(Given problem) Find and return each line containing "Notifications".

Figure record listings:
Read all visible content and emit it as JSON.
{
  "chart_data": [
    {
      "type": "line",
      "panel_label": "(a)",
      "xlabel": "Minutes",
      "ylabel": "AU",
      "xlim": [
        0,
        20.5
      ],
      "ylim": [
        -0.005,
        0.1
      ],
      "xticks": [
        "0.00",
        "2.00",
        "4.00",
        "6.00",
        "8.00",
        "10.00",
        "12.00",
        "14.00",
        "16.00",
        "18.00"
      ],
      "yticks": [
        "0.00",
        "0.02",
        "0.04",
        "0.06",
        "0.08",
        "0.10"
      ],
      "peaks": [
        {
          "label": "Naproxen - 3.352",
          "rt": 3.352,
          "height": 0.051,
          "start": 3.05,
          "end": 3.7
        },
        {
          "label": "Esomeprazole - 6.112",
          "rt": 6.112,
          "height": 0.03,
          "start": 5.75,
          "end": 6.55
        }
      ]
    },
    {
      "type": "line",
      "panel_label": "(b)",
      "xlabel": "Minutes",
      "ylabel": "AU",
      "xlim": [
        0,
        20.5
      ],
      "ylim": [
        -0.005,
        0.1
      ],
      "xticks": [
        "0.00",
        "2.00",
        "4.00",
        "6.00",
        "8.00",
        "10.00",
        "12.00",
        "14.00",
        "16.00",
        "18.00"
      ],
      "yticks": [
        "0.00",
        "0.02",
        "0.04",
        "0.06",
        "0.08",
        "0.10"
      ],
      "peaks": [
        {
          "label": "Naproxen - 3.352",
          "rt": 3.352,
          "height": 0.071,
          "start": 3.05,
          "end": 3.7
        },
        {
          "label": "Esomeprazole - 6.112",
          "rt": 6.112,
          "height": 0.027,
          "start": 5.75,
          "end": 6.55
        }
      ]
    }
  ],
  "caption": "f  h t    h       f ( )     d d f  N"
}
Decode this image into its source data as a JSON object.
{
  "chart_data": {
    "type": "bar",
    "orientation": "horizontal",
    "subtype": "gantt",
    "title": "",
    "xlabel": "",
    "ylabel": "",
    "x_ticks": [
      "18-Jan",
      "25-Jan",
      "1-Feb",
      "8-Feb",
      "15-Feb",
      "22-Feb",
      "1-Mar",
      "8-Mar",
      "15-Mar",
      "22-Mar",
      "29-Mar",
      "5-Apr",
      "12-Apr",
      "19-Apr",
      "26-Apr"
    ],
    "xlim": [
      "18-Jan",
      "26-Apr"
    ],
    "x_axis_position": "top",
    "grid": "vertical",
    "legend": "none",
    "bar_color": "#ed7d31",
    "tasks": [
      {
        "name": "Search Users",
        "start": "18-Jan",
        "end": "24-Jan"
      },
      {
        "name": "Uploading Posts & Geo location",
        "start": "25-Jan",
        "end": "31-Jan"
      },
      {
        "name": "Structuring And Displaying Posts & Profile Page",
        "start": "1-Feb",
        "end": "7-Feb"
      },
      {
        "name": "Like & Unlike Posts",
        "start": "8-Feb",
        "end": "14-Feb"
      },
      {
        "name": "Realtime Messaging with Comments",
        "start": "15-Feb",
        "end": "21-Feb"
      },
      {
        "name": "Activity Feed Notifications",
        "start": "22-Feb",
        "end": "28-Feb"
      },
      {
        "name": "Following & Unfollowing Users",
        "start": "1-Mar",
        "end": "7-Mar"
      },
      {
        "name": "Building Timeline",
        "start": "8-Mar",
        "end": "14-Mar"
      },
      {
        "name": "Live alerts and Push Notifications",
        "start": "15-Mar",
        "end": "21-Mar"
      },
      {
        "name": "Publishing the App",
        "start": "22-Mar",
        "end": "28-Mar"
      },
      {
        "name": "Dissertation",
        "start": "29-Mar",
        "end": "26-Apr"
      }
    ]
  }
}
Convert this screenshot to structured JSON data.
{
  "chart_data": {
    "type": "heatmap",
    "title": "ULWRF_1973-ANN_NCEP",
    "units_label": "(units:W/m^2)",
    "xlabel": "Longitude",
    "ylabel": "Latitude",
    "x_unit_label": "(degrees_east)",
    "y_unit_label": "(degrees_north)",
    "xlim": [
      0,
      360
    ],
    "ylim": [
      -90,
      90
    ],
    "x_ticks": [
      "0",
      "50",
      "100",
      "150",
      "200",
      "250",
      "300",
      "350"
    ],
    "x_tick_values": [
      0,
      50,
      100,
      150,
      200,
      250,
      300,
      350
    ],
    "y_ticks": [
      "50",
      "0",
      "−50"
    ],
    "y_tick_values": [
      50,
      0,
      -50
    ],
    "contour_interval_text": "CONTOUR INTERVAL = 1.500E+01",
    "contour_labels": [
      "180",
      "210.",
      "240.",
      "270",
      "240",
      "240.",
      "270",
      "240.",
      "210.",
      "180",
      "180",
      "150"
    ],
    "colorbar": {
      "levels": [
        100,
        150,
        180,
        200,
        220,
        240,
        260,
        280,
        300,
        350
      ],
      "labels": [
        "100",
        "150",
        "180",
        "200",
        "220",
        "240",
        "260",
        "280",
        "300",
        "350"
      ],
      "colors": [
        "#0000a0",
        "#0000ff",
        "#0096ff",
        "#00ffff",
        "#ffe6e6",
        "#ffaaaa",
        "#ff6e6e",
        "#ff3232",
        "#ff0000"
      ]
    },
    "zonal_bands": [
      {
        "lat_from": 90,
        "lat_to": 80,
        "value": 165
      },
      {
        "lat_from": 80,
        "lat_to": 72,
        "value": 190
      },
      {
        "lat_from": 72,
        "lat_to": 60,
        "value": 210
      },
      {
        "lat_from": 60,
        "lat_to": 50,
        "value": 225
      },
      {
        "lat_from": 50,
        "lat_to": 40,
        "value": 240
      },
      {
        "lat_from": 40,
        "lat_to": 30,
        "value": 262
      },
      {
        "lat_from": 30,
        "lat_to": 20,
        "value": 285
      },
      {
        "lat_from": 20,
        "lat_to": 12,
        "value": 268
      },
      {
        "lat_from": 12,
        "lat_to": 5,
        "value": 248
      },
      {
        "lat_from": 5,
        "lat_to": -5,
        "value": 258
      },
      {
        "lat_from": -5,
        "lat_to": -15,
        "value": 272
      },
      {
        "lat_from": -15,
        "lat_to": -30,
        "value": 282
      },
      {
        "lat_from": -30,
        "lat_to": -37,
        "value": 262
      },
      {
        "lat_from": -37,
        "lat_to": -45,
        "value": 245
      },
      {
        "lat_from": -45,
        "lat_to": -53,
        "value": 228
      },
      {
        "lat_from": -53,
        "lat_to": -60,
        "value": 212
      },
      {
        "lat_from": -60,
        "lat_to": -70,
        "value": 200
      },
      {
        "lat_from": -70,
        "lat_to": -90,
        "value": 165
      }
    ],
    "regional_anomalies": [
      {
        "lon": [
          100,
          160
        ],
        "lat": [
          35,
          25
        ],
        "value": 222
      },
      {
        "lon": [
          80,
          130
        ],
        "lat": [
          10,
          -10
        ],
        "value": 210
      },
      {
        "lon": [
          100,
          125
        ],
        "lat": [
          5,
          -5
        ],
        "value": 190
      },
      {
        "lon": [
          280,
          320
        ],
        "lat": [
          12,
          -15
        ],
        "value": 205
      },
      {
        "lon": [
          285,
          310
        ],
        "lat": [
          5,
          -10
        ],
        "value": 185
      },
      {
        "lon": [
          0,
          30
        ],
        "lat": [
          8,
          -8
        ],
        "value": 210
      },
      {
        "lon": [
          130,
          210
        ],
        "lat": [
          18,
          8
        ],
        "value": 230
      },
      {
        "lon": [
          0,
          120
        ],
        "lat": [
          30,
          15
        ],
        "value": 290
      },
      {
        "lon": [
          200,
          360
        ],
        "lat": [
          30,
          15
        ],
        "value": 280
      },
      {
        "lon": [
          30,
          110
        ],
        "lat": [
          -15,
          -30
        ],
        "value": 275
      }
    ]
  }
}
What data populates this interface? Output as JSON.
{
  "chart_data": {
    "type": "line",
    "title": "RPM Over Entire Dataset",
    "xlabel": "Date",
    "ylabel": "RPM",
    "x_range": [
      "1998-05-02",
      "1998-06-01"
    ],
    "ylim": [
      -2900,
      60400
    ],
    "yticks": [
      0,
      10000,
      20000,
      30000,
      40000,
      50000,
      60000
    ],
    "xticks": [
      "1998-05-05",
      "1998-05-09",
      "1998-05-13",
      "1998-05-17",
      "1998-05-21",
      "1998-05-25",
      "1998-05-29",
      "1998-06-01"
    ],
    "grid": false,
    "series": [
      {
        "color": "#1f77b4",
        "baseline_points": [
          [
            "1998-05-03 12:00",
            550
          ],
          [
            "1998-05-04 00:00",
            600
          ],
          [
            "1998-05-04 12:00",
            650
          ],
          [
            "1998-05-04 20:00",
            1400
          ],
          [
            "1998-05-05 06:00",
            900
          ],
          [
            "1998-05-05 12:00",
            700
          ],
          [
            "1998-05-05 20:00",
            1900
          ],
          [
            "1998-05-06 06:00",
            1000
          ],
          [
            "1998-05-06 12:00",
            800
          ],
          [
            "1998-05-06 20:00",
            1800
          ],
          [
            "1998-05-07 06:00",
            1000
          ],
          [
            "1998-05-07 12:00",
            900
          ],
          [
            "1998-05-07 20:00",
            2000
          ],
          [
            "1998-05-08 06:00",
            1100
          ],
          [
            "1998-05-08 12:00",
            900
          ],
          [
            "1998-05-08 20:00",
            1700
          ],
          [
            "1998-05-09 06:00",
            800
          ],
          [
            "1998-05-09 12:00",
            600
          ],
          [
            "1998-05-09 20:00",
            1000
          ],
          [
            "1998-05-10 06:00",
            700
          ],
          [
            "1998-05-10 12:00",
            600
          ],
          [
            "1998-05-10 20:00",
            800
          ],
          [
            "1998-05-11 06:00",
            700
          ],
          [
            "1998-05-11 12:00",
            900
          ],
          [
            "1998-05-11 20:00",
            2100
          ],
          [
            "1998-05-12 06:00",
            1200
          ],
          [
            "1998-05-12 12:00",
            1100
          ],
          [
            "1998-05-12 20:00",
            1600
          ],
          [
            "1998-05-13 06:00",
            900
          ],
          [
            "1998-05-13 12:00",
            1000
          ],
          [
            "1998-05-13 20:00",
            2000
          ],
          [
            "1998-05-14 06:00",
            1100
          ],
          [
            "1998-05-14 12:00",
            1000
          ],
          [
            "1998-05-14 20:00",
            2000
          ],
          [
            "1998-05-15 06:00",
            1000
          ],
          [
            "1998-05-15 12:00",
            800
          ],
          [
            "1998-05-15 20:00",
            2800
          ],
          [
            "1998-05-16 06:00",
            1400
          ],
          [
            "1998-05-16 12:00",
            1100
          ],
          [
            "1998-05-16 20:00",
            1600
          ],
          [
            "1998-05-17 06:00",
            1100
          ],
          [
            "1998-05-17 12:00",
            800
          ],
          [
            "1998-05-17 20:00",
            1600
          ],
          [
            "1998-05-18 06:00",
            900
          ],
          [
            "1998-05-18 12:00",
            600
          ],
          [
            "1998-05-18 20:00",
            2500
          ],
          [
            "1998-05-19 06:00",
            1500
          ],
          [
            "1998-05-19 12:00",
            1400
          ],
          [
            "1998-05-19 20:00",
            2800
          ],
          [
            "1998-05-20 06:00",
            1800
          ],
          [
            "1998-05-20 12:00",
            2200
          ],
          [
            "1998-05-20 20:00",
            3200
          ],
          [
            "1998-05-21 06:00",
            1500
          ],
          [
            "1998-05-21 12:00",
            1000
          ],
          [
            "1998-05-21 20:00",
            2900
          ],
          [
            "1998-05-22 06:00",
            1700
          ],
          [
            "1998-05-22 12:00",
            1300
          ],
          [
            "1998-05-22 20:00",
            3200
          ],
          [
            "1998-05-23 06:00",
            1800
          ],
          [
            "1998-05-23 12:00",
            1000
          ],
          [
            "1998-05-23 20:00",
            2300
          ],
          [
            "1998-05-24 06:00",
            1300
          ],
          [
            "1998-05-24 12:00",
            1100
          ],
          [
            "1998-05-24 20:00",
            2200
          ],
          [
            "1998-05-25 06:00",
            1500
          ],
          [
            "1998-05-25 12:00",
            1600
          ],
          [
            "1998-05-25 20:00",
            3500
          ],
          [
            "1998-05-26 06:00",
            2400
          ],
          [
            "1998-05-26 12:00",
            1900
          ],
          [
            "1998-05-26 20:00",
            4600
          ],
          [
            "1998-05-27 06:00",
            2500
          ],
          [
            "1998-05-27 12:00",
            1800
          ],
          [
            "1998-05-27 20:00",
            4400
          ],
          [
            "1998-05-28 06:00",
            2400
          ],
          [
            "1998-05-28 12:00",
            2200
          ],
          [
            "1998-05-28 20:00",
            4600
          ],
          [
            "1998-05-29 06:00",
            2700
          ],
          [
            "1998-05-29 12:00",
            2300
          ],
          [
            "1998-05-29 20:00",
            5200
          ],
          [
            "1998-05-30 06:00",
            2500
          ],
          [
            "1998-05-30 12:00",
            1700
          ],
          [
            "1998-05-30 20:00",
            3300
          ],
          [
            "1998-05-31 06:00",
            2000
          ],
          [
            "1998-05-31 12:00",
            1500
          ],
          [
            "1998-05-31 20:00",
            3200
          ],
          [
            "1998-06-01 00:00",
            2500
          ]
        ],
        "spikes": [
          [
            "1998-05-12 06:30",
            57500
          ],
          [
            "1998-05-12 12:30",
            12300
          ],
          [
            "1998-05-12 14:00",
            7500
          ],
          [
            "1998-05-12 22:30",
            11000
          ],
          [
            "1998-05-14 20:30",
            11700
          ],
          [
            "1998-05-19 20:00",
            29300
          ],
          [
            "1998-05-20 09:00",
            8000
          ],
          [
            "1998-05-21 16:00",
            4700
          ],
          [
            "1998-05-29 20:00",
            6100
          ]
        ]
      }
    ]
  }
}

(Full output)
        "name": "Activity Feed Notifications",
        "name": "Live alerts and Push Notifications",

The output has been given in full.